**Stated task:** Identify the lines that contain the string "roots" and report only how many there are.

======

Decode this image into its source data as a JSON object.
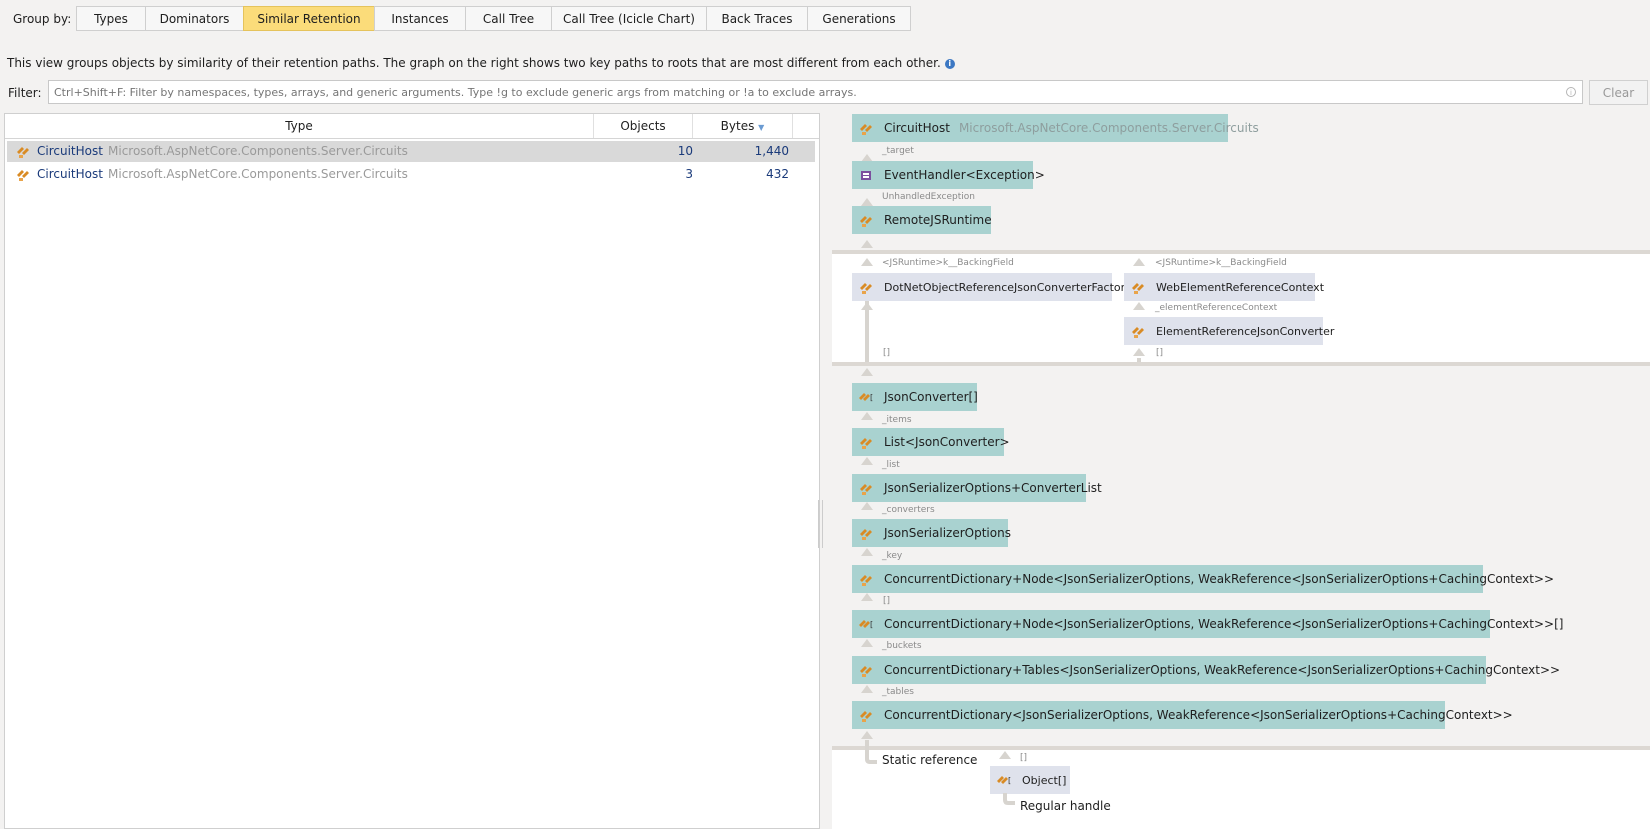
{
  "toolbar": {
    "group_by_label": "Group by:",
    "tabs": [
      {
        "label": "Types",
        "active": false
      },
      {
        "label": "Dominators",
        "active": false
      },
      {
        "label": "Similar Retention",
        "active": true
      },
      {
        "label": "Instances",
        "active": false
      },
      {
        "label": "Call Tree",
        "active": false
      },
      {
        "label": "Call Tree (Icicle Chart)",
        "active": false
      },
      {
        "label": "Back Traces",
        "active": false
      },
      {
        "label": "Generations",
        "active": false
      }
    ]
  },
  "description": "This view groups objects by similarity of their retention paths. The graph on the right shows two key paths to roots that are most different from each other.",
  "filter": {
    "label": "Filter:",
    "placeholder": "Ctrl+Shift+F: Filter by namespaces, types, arrays, and generic arguments. Type !g to exclude generic args from matching or !a to exclude arrays.",
    "value": "",
    "clear_label": "Clear"
  },
  "table": {
    "columns": [
      "Type",
      "Objects",
      "Bytes"
    ],
    "sort_column": "Bytes",
    "rows": [
      {
        "class": "CircuitHost",
        "namespace": "Microsoft.AspNetCore.Components.Server.Circuits",
        "objects": "10",
        "bytes": "1,440",
        "selected": true
      },
      {
        "class": "CircuitHost",
        "namespace": "Microsoft.AspNetCore.Components.Server.Circuits",
        "objects": "3",
        "bytes": "432",
        "selected": false
      }
    ]
  },
  "graph": {
    "nodes": {
      "circuit_host": {
        "name": "CircuitHost",
        "namespace": "Microsoft.AspNetCore.Components.Server.Circuits"
      },
      "event_handler": {
        "name": "EventHandler<Exception>"
      },
      "remote_js_runtime": {
        "name": "RemoteJSRuntime"
      },
      "dotnet_factory": {
        "name": "DotNetObjectReferenceJsonConverterFactory"
      },
      "web_element_context": {
        "name": "WebElementReferenceContext"
      },
      "element_ref_converter": {
        "name": "ElementReferenceJsonConverter"
      },
      "json_converter_array": {
        "name": "JsonConverter[]"
      },
      "list_json_converter": {
        "name": "List<JsonConverter>"
      },
      "converter_list": {
        "name": "JsonSerializerOptions+ConverterList"
      },
      "json_serializer_options": {
        "name": "JsonSerializerOptions"
      },
      "cd_node": {
        "name": "ConcurrentDictionary+Node<JsonSerializerOptions, WeakReference<JsonSerializerOptions+CachingContext>>"
      },
      "cd_node_array": {
        "name": "ConcurrentDictionary+Node<JsonSerializerOptions, WeakReference<JsonSerializerOptions+CachingContext>>[]"
      },
      "cd_tables": {
        "name": "ConcurrentDictionary+Tables<JsonSerializerOptions, WeakReference<JsonSerializerOptions+CachingContext>>"
      },
      "cd": {
        "name": "ConcurrentDictionary<JsonSerializerOptions, WeakReference<JsonSerializerOptions+CachingContext>>"
      },
      "object_array": {
        "name": "Object[]"
      }
    },
    "edges": {
      "target": "_target",
      "unhandled_exception": "UnhandledException",
      "js_runtime_backing_1": "<JSRuntime>k__BackingField",
      "js_runtime_backing_2": "<JSRuntime>k__BackingField",
      "element_reference_context": "_elementReferenceContext",
      "array_1": "[]",
      "array_2": "[]",
      "items": "_items",
      "list": "_list",
      "converters": "_converters",
      "key": "_key",
      "array_3": "[]",
      "buckets": "_buckets",
      "tables": "_tables",
      "array_4": "[]"
    },
    "roots": {
      "static_reference": "Static reference",
      "regular_handle": "Regular handle"
    }
  }
}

======

**Finished exercise:** 2